Determine how many lines of the material hold the string "title" and reply with only that number.

═══

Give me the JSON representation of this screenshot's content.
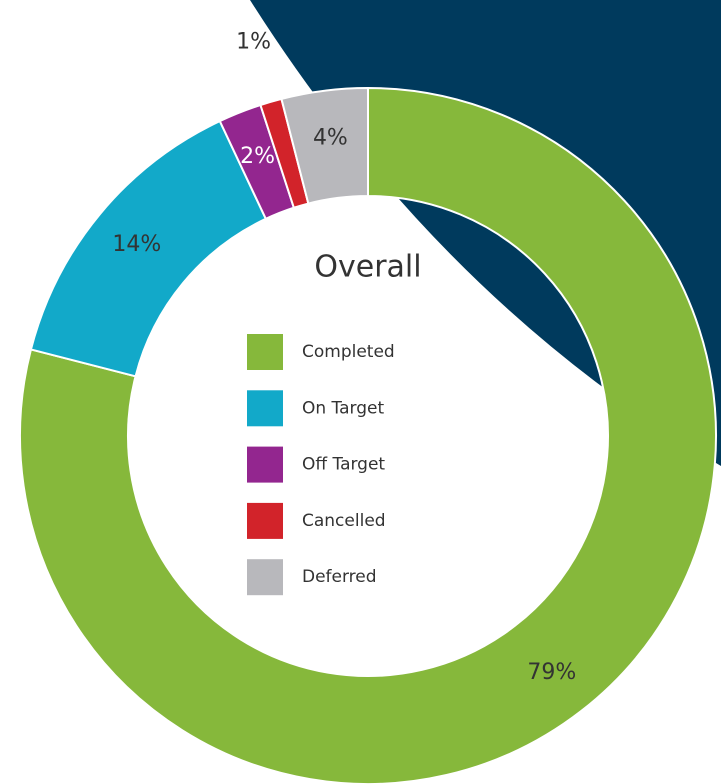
{
  "chart_data": {
    "type": "donut",
    "title": "Overall",
    "categories": [
      "Completed",
      "On Target",
      "Off Target",
      "Cancelled",
      "Deferred"
    ],
    "values": [
      79,
      14,
      2,
      1,
      4
    ],
    "value_labels": [
      "79%",
      "14%",
      "2%",
      "1%",
      "4%"
    ],
    "colors": [
      "#86b83b",
      "#12a9c9",
      "#93268f",
      "#d2232a",
      "#b8b8bc"
    ],
    "legend": "center"
  }
}
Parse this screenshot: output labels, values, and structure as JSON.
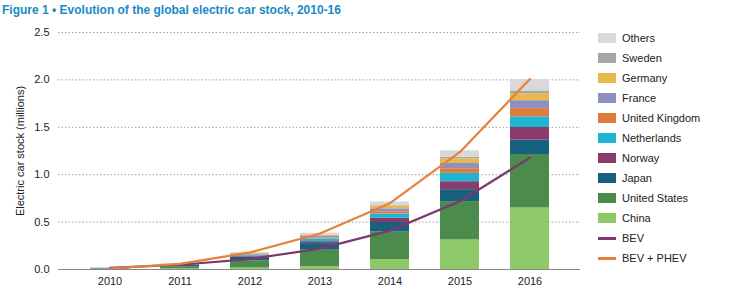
{
  "chart_data": {
    "type": "bar",
    "title": "Figure 1 • Evolution of the global electric car stock, 2010-16",
    "y_label": "Electric car stock (millions)",
    "categories": [
      "2010",
      "2011",
      "2012",
      "2013",
      "2014",
      "2015",
      "2016"
    ],
    "stacked": true,
    "grid": true,
    "legend": "right",
    "ylim": [
      0,
      2.5
    ],
    "yticks": [
      {
        "value": 0,
        "label": "0.0"
      },
      0.5,
      {
        "value": 1,
        "label": "1.0"
      },
      1.5,
      {
        "value": 2,
        "label": "2.0"
      },
      2.5
    ],
    "series": [
      {
        "name": "Others",
        "type": "bar",
        "color": "#d9d9d9",
        "values": [
          0.002,
          0.004,
          0.01,
          0.02,
          0.04,
          0.07,
          0.12
        ]
      },
      {
        "name": "Sweden",
        "type": "bar",
        "color": "#a6a6a6",
        "values": [
          0.0,
          0.0,
          0.001,
          0.003,
          0.007,
          0.015,
          0.029
        ]
      },
      {
        "name": "Germany",
        "type": "bar",
        "color": "#e8b94a",
        "values": [
          0.0003,
          0.002,
          0.006,
          0.012,
          0.025,
          0.049,
          0.073
        ]
      },
      {
        "name": "France",
        "type": "bar",
        "color": "#8f90c2",
        "values": [
          0.0003,
          0.003,
          0.009,
          0.017,
          0.031,
          0.055,
          0.084
        ]
      },
      {
        "name": "United Kingdom",
        "type": "bar",
        "color": "#e07b3c",
        "values": [
          0.001,
          0.002,
          0.005,
          0.009,
          0.024,
          0.049,
          0.087
        ]
      },
      {
        "name": "Netherlands",
        "type": "bar",
        "color": "#1eb4d4",
        "values": [
          0.0003,
          0.002,
          0.007,
          0.029,
          0.045,
          0.088,
          0.112
        ]
      },
      {
        "name": "Norway",
        "type": "bar",
        "color": "#8b3a6c",
        "values": [
          0.003,
          0.005,
          0.01,
          0.02,
          0.044,
          0.084,
          0.134
        ]
      },
      {
        "name": "Japan",
        "type": "bar",
        "color": "#17617f",
        "values": [
          0.003,
          0.013,
          0.04,
          0.069,
          0.101,
          0.126,
          0.151
        ]
      },
      {
        "name": "United States",
        "type": "bar",
        "color": "#4b8b4b",
        "values": [
          0.004,
          0.022,
          0.076,
          0.172,
          0.29,
          0.404,
          0.564
        ]
      },
      {
        "name": "China",
        "type": "bar",
        "color": "#8dc968",
        "values": [
          0.002,
          0.007,
          0.016,
          0.032,
          0.105,
          0.312,
          0.649
        ]
      },
      {
        "name": "BEV",
        "type": "line",
        "color": "#7b3a6f",
        "values": [
          0.017,
          0.05,
          0.11,
          0.22,
          0.41,
          0.72,
          1.18
        ]
      },
      {
        "name": "BEV + PHEV",
        "type": "line",
        "color": "#e8803a",
        "values": [
          0.01,
          0.06,
          0.18,
          0.38,
          0.7,
          1.24,
          2.01
        ]
      }
    ]
  }
}
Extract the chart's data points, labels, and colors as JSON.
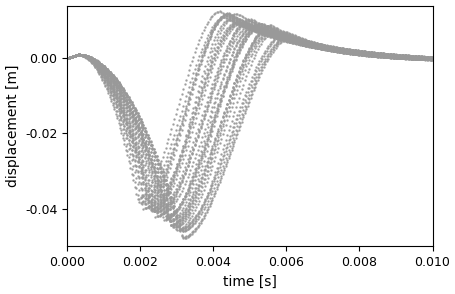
{
  "xlabel": "time [s]",
  "ylabel": "displacement [m]",
  "xlim": [
    0.0,
    0.01
  ],
  "ylim": [
    -0.05,
    0.014
  ],
  "xticks": [
    0.0,
    0.002,
    0.004,
    0.006,
    0.008,
    0.01
  ],
  "yticks": [
    0.0,
    -0.02,
    -0.04
  ],
  "color": "#999999",
  "alpha": 0.85,
  "marker_size": 1.5,
  "n_trajectories": 35,
  "n_points": 250,
  "figsize": [
    4.56,
    2.94
  ],
  "dpi": 100
}
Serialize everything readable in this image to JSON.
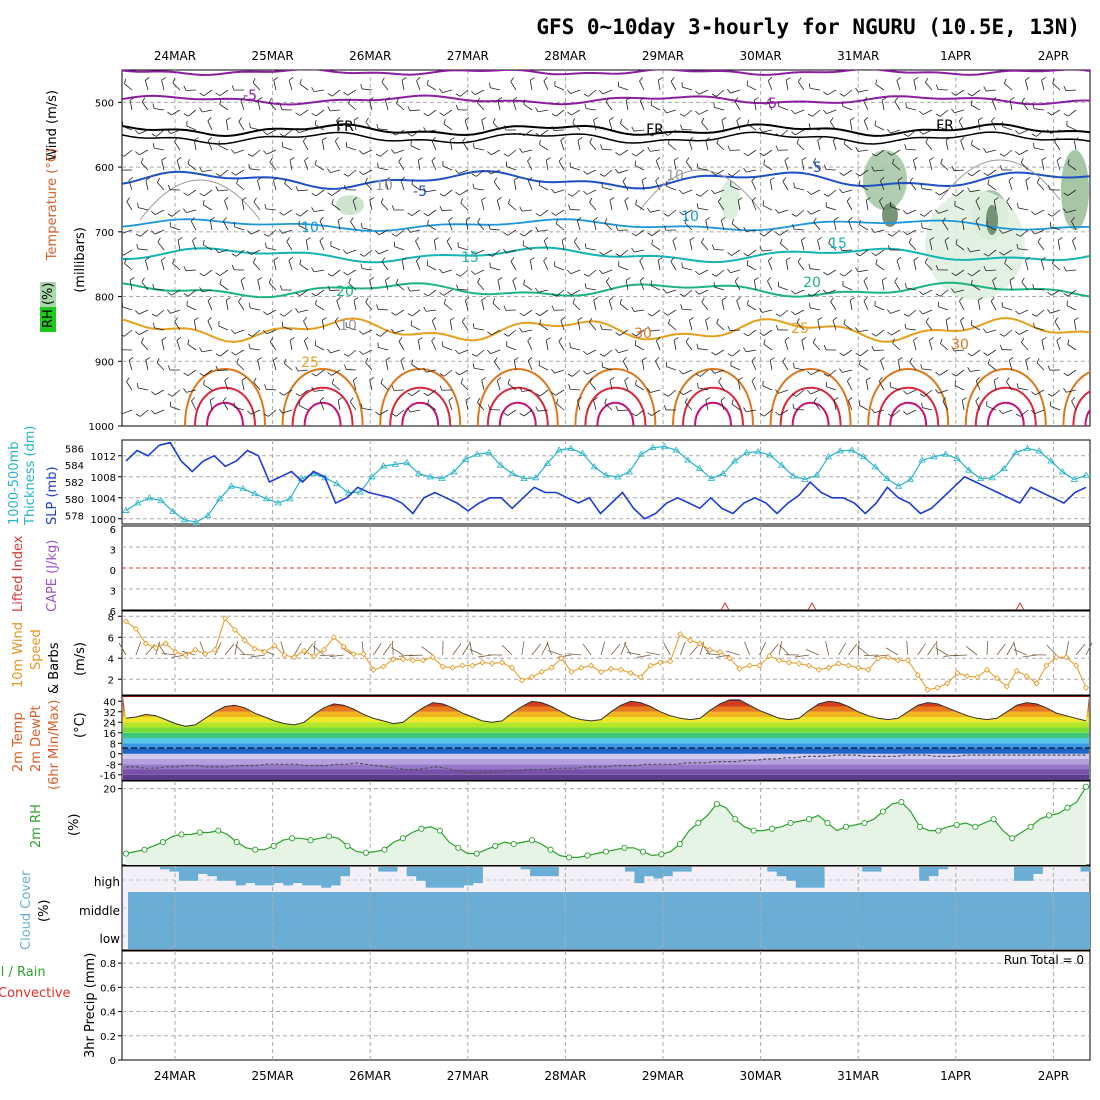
{
  "title": "GFS 0~10day 3-hourly for NGURU (10.5E, 13N)",
  "dates": [
    "24MAR",
    "25MAR",
    "26MAR",
    "27MAR",
    "28MAR",
    "29MAR",
    "30MAR",
    "31MAR",
    "1APR",
    "2APR"
  ],
  "run_total_text": "Run Total = 0",
  "colors": {
    "temperature": "#d8602a",
    "rh_box": "#1ec81e",
    "slp": "#1e3cd2",
    "thickness": "#28b4c8",
    "lifted_index": "#d23c3c",
    "cape": "#a050c8",
    "wind_speed": "#e6961e",
    "rh2m": "#2ea02e",
    "cloud": "#6aaed6",
    "convective": "#e03030",
    "total_rain": "#2ea02e",
    "contour_purple": "#8c1ea0",
    "contour_blue": "#1e50c8",
    "contour_lightblue": "#1e96dc",
    "contour_teal": "#14b4b4",
    "contour_green": "#1eb482",
    "contour_orange": "#e6a01e",
    "contour_darkorange": "#dc781e",
    "contour_red": "#dc283c",
    "contour_magenta": "#c8147a"
  },
  "chart_data": [
    {
      "panel": "upper-air",
      "type": "line",
      "ylabel_parts": [
        "Wind (m/s)",
        "Temperature (°C)",
        "RH (%)",
        "(millibars)"
      ],
      "y_ticks": [
        "500",
        "600",
        "700",
        "800",
        "900",
        "1000"
      ],
      "ylim": [
        450,
        1000
      ],
      "contour_labels": [
        {
          "text": "-5",
          "color_key": "contour_purple"
        },
        {
          "text": "-5",
          "color_key": "contour_purple"
        },
        {
          "text": "FR",
          "color_key": "black"
        },
        {
          "text": "FR",
          "color_key": "black"
        },
        {
          "text": "FR",
          "color_key": "black"
        },
        {
          "text": "-5",
          "color_key": "contour_blue"
        },
        {
          "text": "-5",
          "color_key": "contour_blue"
        },
        {
          "text": "10",
          "color_key": "contour_lightblue"
        },
        {
          "text": "10",
          "color_key": "contour_lightblue"
        },
        {
          "text": "15",
          "color_key": "contour_teal"
        },
        {
          "text": "15",
          "color_key": "contour_teal"
        },
        {
          "text": "20",
          "color_key": "contour_green"
        },
        {
          "text": "20",
          "color_key": "contour_green"
        },
        {
          "text": "30",
          "color_key": "contour_darkorange"
        },
        {
          "text": "25",
          "color_key": "contour_orange"
        },
        {
          "text": "30",
          "color_key": "contour_darkorange"
        },
        {
          "text": "25",
          "color_key": "contour_orange"
        },
        {
          "text": "10",
          "color_key": "gray"
        },
        {
          "text": "10",
          "color_key": "gray"
        },
        {
          "text": "10",
          "color_key": "gray"
        }
      ]
    },
    {
      "panel": "slp-thickness",
      "type": "line",
      "ylabel_parts": [
        "1000-500mb",
        "Thickness (dm)",
        "SLP (mb)"
      ],
      "left_ticks": [
        "586",
        "584",
        "582",
        "580",
        "578"
      ],
      "right_ticks": [
        "1012",
        "1008",
        "1004",
        "1000"
      ],
      "series": [
        {
          "name": "SLP (mb)",
          "values": [
            1011,
            1013,
            1012,
            1014,
            1014.5,
            1011,
            1009,
            1011,
            1012,
            1010,
            1011,
            1013,
            1012,
            1007,
            1008,
            1009,
            1007,
            1009,
            1008,
            1003,
            1004,
            1006,
            1005,
            1004.5,
            1004,
            1003,
            1001,
            1004,
            1005,
            1004,
            1003,
            1001.5,
            1003,
            1004,
            1004,
            1002,
            1004,
            1006,
            1005,
            1005,
            1004,
            1003,
            1004,
            1001,
            1003,
            1005,
            1002,
            1000,
            1001,
            1003,
            1004,
            1003,
            1002,
            1004,
            1002,
            1001,
            1003,
            1004,
            1003,
            1001,
            1003,
            1004.5,
            1007,
            1005,
            1004,
            1004,
            1003,
            1001,
            1003,
            1006,
            1004,
            1003,
            1001,
            1002,
            1004,
            1006,
            1008,
            1007,
            1006,
            1005,
            1004,
            1003,
            1006,
            1005,
            1004,
            1003,
            1005,
            1006
          ]
        },
        {
          "name": "1000-500mb Thickness (dm)",
          "values": [
            578.6,
            579.5,
            580.1,
            579.8,
            578.5,
            577.5,
            577.2,
            578,
            580,
            581.5,
            581.2,
            580.6,
            580,
            579.5,
            580,
            582.4,
            583,
            582.5,
            581.8,
            580.7,
            580.8,
            582.6,
            583.9,
            584.1,
            584.3,
            583,
            582.6,
            582.4,
            583.2,
            584.7,
            585.3,
            585.5,
            584,
            583,
            582.4,
            582.5,
            584.2,
            585.8,
            586,
            585.4,
            583.8,
            582.8,
            582.6,
            583.2,
            585.3,
            586.1,
            586.2,
            585.8,
            584.6,
            583.6,
            582.4,
            583,
            584.5,
            585.5,
            585.6,
            585.2,
            584,
            582.7,
            582.3,
            582.8,
            585,
            585.7,
            585.8,
            585,
            583.8,
            582.4,
            581.5,
            582.3,
            584.6,
            585,
            585.3,
            584.8,
            583.4,
            582.4,
            582.5,
            583.6,
            585.5,
            586,
            585.7,
            584.5,
            583.2,
            582.3,
            582.8
          ]
        }
      ]
    },
    {
      "panel": "stability",
      "type": "line",
      "ylabel_parts": [
        "Lifted Index",
        "CAPE (J/kg)"
      ],
      "y_ticks": [
        "6",
        "3",
        "0",
        "3",
        "6"
      ],
      "ylim": [
        -6,
        6
      ]
    },
    {
      "panel": "10m-wind",
      "type": "line",
      "ylabel_parts": [
        "10m Wind",
        "Speed",
        "& Barbs",
        "(m/s)"
      ],
      "y_ticks": [
        "8",
        "6",
        "4",
        "2"
      ],
      "ylim": [
        0.5,
        8.5
      ],
      "series": [
        {
          "name": "10m Wind Speed",
          "values": [
            7.5,
            6.8,
            5.4,
            5,
            5.4,
            4.6,
            4.3,
            4.8,
            4.4,
            4.8,
            7.8,
            6.7,
            5.7,
            4.9,
            4.6,
            5.2,
            4.3,
            4.1,
            4.7,
            4.2,
            4.8,
            6,
            5.1,
            4.4,
            4.4,
            2.9,
            3.2,
            3.9,
            3.9,
            3.8,
            3.8,
            4.1,
            3.2,
            3.1,
            3.3,
            3.3,
            3.6,
            3.5,
            3.6,
            3.1,
            1.9,
            2.2,
            2.7,
            3.1,
            4,
            2.7,
            3.1,
            3.3,
            2.7,
            3,
            2.9,
            2.6,
            2.2,
            3.3,
            3.6,
            3.7,
            6.3,
            5.7,
            5.4,
            4.8,
            4.6,
            4,
            3,
            3.3,
            3.3,
            4.2,
            3.8,
            3.6,
            3.5,
            3.3,
            2.9,
            3.1,
            3.5,
            3.3,
            3.1,
            2.9,
            4,
            4.1,
            3.8,
            3.8,
            2.4,
            1,
            1.2,
            1.6,
            2.6,
            2.3,
            2.2,
            2.9,
            2.1,
            1.3,
            2.8,
            2.3,
            1.6,
            3.3,
            4.1,
            4.1,
            3.3,
            1.2
          ]
        }
      ]
    },
    {
      "panel": "2m-temperature",
      "type": "area",
      "ylabel_parts": [
        "2m Temp",
        "2m DewPt",
        "(6hr Min/Max)",
        "(°C)"
      ],
      "y_ticks": [
        "40",
        "32",
        "24",
        "16",
        "8",
        "0",
        "-8",
        "-16"
      ],
      "ylim": [
        -20,
        44
      ],
      "series": [
        {
          "name": "2m Temp",
          "values": [
            27,
            28,
            30,
            29,
            26,
            23,
            21,
            22,
            27,
            32,
            36,
            37,
            35,
            31,
            28,
            25,
            23,
            22,
            24,
            30,
            35,
            38,
            37,
            34,
            30,
            27,
            25,
            23,
            24,
            30,
            35,
            39,
            38,
            35,
            31,
            28,
            25,
            24,
            25,
            31,
            36,
            40,
            39,
            36,
            32,
            28,
            26,
            25,
            26,
            32,
            37,
            40,
            39,
            36,
            32,
            29,
            27,
            26,
            27,
            33,
            38,
            41,
            41,
            37,
            33,
            30,
            27,
            26,
            27,
            33,
            38,
            40,
            39,
            36,
            32,
            29,
            27,
            26,
            27,
            32,
            37,
            39,
            38,
            35,
            32,
            29,
            27,
            26,
            27,
            32,
            37,
            39,
            38,
            35,
            31,
            29,
            27,
            25
          ]
        },
        {
          "name": "2m DewPt",
          "values": [
            -10,
            -10,
            -11,
            -11,
            -10,
            -10,
            -9,
            -9,
            -10,
            -10,
            -10,
            -9,
            -9,
            -9,
            -8,
            -8,
            -8,
            -8,
            -9,
            -9,
            -9,
            -8,
            -8,
            -7,
            -8,
            -9,
            -10,
            -11,
            -12,
            -12,
            -11,
            -10,
            -11,
            -13,
            -14,
            -15,
            -14,
            -14,
            -13,
            -13,
            -12,
            -12,
            -12,
            -11,
            -11,
            -11,
            -10,
            -10,
            -10,
            -9,
            -9,
            -9,
            -8,
            -8,
            -8,
            -8,
            -7,
            -7,
            -7,
            -6,
            -6,
            -6,
            -5,
            -5,
            -4,
            -4,
            -3,
            -3,
            -2,
            -2,
            -2,
            -1,
            -1,
            -1,
            -2,
            -2,
            -2,
            -2,
            -1,
            -1,
            -1,
            -2,
            -2,
            -2,
            -1,
            -1,
            -1,
            -1,
            -1,
            -1,
            -1,
            -1,
            -1,
            -1,
            -1,
            -1,
            -1
          ]
        }
      ]
    },
    {
      "panel": "2m-rh",
      "type": "area",
      "ylabel_parts": [
        "2m RH",
        "(%)"
      ],
      "y_ticks": [
        "20"
      ],
      "ylim": [
        0,
        22
      ],
      "series": [
        {
          "name": "2m RH",
          "values": [
            3,
            3.5,
            4,
            5,
            6,
            7.5,
            8,
            8,
            8.5,
            8.5,
            9,
            8,
            6,
            4.5,
            4,
            4,
            5,
            6.5,
            7,
            7,
            6.5,
            7,
            7.5,
            7,
            5,
            3.5,
            3.2,
            3.5,
            4,
            6,
            7,
            8.5,
            9.5,
            10,
            9,
            6,
            4.5,
            3,
            3,
            4,
            5,
            6,
            5.5,
            6,
            6.5,
            5.5,
            4,
            2.5,
            2,
            2,
            2.5,
            3,
            3.5,
            4,
            4.5,
            4.5,
            3.5,
            2.5,
            2.8,
            3.5,
            5.5,
            9,
            11,
            13,
            16,
            15,
            12,
            10,
            9,
            9,
            9.5,
            10,
            11,
            11.5,
            12,
            13,
            11,
            9,
            10,
            10.5,
            11,
            12,
            14,
            16,
            16.5,
            14,
            10,
            9,
            9,
            10,
            10.5,
            11,
            10,
            11,
            12,
            9,
            7,
            8.5,
            10,
            12,
            13,
            13.5,
            15,
            16.5,
            20.5
          ]
        }
      ]
    },
    {
      "panel": "cloud-cover",
      "type": "bar",
      "ylabel_parts": [
        "Cloud Cover",
        "(%)"
      ],
      "y_ticks": [
        "high",
        "middle",
        "low"
      ],
      "series": [
        {
          "name": "high cloud",
          "values": [
            0,
            0,
            0,
            0,
            0.1,
            0.2,
            0.6,
            0.6,
            0.3,
            0.4,
            0.6,
            0.6,
            0.8,
            0.7,
            0.8,
            0.8,
            0.7,
            0.8,
            0.7,
            0.8,
            0.8,
            0.9,
            0.8,
            0.4,
            0,
            0,
            0,
            0.2,
            0.2,
            0,
            0.4,
            0.6,
            0.9,
            0.9,
            0.9,
            0.9,
            0.8,
            0.7,
            0,
            0,
            0,
            0,
            0.1,
            0.4,
            0.4,
            0.4,
            0,
            0,
            0,
            0,
            0,
            0,
            0,
            0.2,
            0.7,
            0.4,
            0.5,
            0.4,
            0.2,
            0.2,
            0,
            0,
            0,
            0,
            0,
            0,
            0,
            0,
            0.2,
            0.4,
            0.6,
            0.9,
            0.9,
            0.9,
            0,
            0,
            0,
            0,
            0.2,
            0.2,
            0,
            0,
            0,
            0,
            0.6,
            0.4,
            0.1,
            0,
            0,
            0,
            0,
            0,
            0,
            0,
            0.6,
            0.6,
            0.3,
            0,
            0,
            0,
            0,
            0.2
          ]
        },
        {
          "name": "middle cloud",
          "values": [
            1,
            1
          ]
        },
        {
          "name": "low cloud",
          "values": [
            1,
            1
          ]
        }
      ]
    },
    {
      "panel": "precipitation",
      "type": "bar",
      "ylabel_parts": [
        "Total / Rain",
        "Convective",
        "3hr Precip (mm)"
      ],
      "y_ticks": [
        "0.8",
        "0.6",
        "0.4",
        "0.2",
        "0"
      ],
      "ylim": [
        0,
        0.9
      ],
      "series": [
        {
          "name": "Total / Rain",
          "values": []
        },
        {
          "name": "Convective",
          "values": []
        }
      ]
    }
  ]
}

═══

The result
3